### Data

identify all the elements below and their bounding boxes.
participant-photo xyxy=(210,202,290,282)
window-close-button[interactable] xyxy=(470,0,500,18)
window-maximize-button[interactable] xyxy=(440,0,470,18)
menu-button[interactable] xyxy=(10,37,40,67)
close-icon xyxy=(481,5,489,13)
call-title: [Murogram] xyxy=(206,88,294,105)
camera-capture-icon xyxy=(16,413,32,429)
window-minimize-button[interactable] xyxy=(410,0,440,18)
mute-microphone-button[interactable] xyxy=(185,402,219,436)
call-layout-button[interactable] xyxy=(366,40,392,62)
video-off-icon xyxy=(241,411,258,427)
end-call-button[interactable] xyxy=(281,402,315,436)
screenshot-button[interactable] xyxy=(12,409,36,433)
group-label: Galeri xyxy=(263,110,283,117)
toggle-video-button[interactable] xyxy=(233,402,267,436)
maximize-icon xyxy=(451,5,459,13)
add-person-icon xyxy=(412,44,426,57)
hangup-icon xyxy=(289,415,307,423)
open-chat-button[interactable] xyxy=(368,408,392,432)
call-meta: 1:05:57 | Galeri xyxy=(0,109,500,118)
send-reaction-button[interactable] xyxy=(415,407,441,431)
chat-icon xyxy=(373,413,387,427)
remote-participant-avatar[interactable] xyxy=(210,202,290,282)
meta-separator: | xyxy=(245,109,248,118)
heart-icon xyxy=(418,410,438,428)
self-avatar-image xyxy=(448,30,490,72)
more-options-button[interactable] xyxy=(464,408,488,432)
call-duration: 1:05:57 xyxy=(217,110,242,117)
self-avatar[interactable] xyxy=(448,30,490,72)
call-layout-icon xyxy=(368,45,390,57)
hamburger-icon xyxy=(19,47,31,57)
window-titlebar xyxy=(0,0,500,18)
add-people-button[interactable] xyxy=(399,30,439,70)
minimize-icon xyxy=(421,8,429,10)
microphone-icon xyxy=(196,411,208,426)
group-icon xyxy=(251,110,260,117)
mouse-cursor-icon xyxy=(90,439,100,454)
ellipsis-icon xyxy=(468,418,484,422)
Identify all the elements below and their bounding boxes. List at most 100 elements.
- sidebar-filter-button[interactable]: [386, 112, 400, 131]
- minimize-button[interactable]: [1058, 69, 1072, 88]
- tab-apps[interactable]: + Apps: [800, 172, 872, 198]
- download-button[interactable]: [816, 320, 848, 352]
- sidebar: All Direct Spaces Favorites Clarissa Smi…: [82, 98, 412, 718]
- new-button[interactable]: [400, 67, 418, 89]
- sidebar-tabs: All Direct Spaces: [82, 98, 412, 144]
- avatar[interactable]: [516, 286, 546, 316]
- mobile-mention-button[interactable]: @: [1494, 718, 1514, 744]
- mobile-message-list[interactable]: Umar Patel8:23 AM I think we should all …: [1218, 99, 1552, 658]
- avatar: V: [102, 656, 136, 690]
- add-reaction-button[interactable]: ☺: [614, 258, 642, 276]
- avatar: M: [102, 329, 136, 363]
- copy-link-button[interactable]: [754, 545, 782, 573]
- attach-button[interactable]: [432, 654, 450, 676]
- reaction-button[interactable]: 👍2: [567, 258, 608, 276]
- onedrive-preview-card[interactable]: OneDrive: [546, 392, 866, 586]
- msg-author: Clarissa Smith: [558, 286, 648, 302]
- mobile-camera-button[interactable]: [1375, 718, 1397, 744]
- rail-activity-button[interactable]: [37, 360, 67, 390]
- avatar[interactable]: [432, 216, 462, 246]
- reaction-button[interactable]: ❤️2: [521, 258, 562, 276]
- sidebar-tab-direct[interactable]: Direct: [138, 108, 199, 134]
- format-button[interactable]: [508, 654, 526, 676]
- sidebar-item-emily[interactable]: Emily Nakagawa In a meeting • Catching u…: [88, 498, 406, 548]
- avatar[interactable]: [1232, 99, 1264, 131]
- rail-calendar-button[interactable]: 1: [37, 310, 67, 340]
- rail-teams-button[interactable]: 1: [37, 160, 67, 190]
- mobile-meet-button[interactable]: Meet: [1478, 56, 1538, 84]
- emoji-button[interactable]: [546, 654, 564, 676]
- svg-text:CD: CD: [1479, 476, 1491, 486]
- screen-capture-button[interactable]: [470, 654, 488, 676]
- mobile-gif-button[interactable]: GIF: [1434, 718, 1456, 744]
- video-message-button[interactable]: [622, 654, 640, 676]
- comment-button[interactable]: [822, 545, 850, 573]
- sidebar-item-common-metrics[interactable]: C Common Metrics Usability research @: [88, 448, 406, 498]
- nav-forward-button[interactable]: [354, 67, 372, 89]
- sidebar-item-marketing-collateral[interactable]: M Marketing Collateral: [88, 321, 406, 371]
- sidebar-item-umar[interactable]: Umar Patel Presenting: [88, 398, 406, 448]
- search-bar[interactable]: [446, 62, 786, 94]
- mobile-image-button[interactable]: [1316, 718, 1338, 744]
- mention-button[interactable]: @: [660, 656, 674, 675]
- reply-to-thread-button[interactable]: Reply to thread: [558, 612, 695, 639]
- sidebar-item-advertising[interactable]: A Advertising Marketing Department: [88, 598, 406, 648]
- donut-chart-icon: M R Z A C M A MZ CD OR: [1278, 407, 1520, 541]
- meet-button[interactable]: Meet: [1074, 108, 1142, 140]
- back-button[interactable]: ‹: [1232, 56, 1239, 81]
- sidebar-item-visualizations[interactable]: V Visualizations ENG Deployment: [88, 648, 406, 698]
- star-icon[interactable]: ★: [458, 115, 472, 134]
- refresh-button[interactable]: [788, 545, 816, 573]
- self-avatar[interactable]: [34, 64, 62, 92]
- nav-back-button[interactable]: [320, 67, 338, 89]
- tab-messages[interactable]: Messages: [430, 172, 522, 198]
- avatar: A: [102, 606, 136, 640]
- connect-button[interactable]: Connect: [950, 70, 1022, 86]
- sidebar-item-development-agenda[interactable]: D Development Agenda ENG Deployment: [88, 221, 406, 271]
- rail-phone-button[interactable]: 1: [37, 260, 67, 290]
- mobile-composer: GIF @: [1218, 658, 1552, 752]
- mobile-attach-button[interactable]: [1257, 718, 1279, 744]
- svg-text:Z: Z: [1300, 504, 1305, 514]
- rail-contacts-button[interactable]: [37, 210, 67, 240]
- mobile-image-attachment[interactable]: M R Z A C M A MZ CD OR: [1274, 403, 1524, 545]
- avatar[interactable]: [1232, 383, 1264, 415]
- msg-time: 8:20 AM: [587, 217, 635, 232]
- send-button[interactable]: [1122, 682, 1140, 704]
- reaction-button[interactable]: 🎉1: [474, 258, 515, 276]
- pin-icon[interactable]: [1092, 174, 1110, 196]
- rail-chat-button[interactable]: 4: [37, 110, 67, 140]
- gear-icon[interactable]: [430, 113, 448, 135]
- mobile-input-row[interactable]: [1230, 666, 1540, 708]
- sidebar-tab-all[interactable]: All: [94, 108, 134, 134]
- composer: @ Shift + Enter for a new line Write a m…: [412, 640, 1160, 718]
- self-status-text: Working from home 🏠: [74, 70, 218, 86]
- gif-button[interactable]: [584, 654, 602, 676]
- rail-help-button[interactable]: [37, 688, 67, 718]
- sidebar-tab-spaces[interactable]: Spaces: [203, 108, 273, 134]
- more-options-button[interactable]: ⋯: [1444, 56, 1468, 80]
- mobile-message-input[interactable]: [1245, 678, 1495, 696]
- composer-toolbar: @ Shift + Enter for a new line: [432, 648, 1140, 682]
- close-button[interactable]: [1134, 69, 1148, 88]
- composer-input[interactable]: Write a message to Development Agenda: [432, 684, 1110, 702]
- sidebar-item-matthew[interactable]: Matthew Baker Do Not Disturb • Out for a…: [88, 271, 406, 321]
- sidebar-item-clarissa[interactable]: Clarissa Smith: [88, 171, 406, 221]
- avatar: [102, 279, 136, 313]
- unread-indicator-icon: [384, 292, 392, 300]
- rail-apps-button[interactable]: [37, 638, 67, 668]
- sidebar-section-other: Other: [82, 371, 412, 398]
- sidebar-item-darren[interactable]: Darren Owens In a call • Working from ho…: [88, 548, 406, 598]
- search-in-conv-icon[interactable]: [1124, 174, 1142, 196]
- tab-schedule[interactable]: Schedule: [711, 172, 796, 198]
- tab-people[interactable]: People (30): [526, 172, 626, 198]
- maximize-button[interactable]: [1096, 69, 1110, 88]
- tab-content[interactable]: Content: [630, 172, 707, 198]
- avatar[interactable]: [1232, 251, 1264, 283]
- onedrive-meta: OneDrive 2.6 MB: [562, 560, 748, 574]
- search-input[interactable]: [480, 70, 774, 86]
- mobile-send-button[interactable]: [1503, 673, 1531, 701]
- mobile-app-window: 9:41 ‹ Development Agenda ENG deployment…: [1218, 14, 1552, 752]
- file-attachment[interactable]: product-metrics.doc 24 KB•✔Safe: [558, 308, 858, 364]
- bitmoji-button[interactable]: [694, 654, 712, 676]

######

» What you should do
List every row above that contains the string "boxes", copying each one in full.

» Reply
identify all the elements below and their bounding boxes.
Identify all the elements below and their bounding boxes. List at most 100 elements.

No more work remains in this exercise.